Problem details:
Omit any picture, and return the remaining data exactly as written.

Dataset:
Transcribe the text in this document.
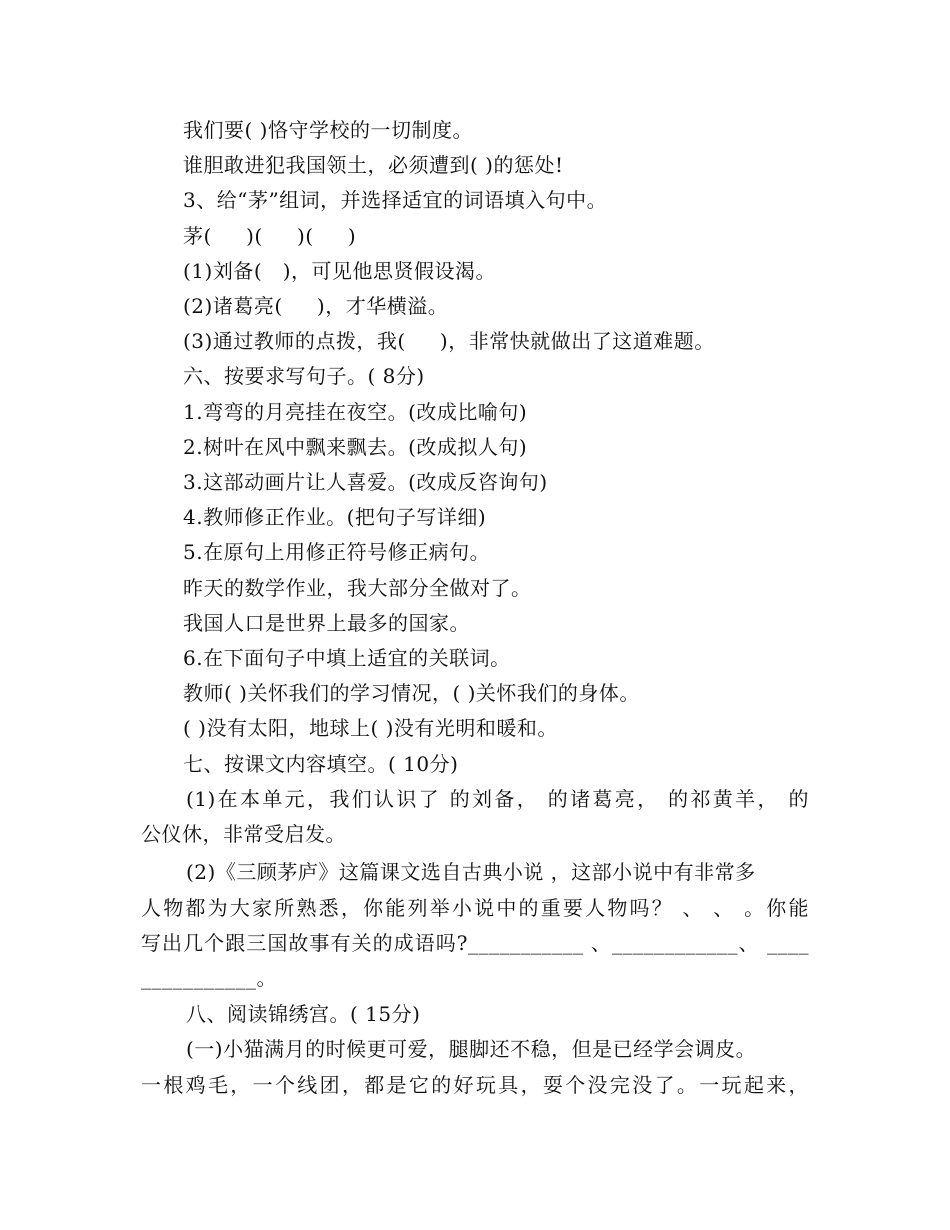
我们要( )恪守学校的一切制度。
谁胆敢进犯我国领土，必须遭到( )的惩处!
3、给“茅”组词，并选择适宜的词语填入句中。
茅(     )(     )(     )
(1)刘备(   )，可见他思贤假设渴。
(2)诸葛亮(     )，才华横溢。
(3)通过教师的点拨，我(     )，非常快就做出了这道难题。
六、按要求写句子。( 8分)
1.弯弯的月亮挂在夜空。(改成比喻句)
2.树叶在风中飘来飘去。(改成拟人句)
3.这部动画片让人喜爱。(改成反咨询句)
4.教师修正作业。(把句子写详细)
5.在原句上用修正符号修正病句。
昨天的数学作业，我大部分全做对了。
我国人口是世界上最多的国家。
6.在下面句子中填上适宜的关联词。
教师( )关怀我们的学习情况，( )关怀我们的身体。
( )没有太阳，地球上( )没有光明和暖和。
七、按课文内容填空。( 10分)
(1)在本单元，我们认识了 的刘备， 的诸葛亮， 的祁黄羊， 的
公仪休，非常受启发。
(2)《三顾茅庐》这篇课文选自古典小说 ，这部小说中有非常多
人物都为大家所熟悉，你能列举小说中的重要人物吗？ 、 、 。你能
写出几个跟三国故事有关的成语吗?___________ 、____________、 ____
___________。
八、阅读锦绣宫。( 15分)
(一)小猫满月的时候更可爱，腿脚还不稳，但是已经学会调皮。
一根鸡毛，一个线团，都是它的好玩具，耍个没完没了。一玩起来，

Task response:
Transcribe the text in this document.
我们要( )恪守学校的一切制度。
谁胆敢进犯我国领土，必须遭到( )的惩处!
3、给“茅”组词，并选择适宜的词语填入句中。
茅(     )(     )(     )
(1)刘备(   )，可见他思贤假设渴。
(2)诸葛亮(     )，才华横溢。
(3)通过教师的点拨，我(     )，非常快就做出了这道难题。
六、按要求写句子。( 8分)
1.弯弯的月亮挂在夜空。(改成比喻句)
2.树叶在风中飘来飘去。(改成拟人句)
3.这部动画片让人喜爱。(改成反咨询句)
4.教师修正作业。(把句子写详细)
5.在原句上用修正符号修正病句。
昨天的数学作业，我大部分全做对了。
我国人口是世界上最多的国家。
6.在下面句子中填上适宜的关联词。
教师( )关怀我们的学习情况，( )关怀我们的身体。
( )没有太阳，地球上( )没有光明和暖和。
七、按课文内容填空。( 10分)
(1)在本单元，我们认识了 的刘备， 的诸葛亮， 的祁黄羊， 的
公仪休，非常受启发。
(2)《三顾茅庐》这篇课文选自古典小说 ，这部小说中有非常多
人物都为大家所熟悉，你能列举小说中的重要人物吗？ 、 、 。你能
写出几个跟三国故事有关的成语吗?___________ 、____________、 ____
___________。
八、阅读锦绣宫。( 15分)
(一)小猫满月的时候更可爱，腿脚还不稳，但是已经学会调皮。
一根鸡毛，一个线团，都是它的好玩具，耍个没完没了。一玩起来，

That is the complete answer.